— SUPPLIED INFORMATION —
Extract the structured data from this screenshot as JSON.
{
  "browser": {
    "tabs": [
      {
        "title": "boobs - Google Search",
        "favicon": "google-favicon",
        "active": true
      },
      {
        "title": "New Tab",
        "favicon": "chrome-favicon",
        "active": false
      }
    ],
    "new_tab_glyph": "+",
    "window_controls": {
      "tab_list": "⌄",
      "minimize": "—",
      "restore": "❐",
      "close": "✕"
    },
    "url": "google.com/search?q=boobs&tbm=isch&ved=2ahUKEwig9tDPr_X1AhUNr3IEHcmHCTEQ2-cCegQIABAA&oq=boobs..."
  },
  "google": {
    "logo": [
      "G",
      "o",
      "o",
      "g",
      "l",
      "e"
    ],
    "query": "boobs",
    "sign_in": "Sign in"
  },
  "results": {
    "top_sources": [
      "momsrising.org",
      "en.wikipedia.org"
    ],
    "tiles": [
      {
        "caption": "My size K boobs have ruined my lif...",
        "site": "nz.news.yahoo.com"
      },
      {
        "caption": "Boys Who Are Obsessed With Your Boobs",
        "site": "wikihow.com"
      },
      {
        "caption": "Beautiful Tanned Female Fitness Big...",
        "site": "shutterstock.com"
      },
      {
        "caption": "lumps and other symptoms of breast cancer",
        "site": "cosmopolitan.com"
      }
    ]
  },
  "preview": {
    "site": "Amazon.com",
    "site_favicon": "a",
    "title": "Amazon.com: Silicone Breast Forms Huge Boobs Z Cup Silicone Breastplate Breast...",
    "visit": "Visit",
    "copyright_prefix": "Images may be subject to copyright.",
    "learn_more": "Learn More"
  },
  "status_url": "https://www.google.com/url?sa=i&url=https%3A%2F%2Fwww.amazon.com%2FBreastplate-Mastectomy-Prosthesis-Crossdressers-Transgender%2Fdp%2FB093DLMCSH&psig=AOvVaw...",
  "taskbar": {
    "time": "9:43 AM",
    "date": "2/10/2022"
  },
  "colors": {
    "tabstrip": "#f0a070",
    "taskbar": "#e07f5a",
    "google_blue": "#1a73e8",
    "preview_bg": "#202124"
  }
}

— DIRECTIVE —
Pick out the lines above containing the word "title", then copy them.

— SOLUTION TO THIS EXERCISE —
        "title": "boobs - Google Search",
        "title": "New Tab",
    "title": "Amazon.com: Silicone Breast Forms Huge Boobs Z Cup Silicone Breastplate Breast...",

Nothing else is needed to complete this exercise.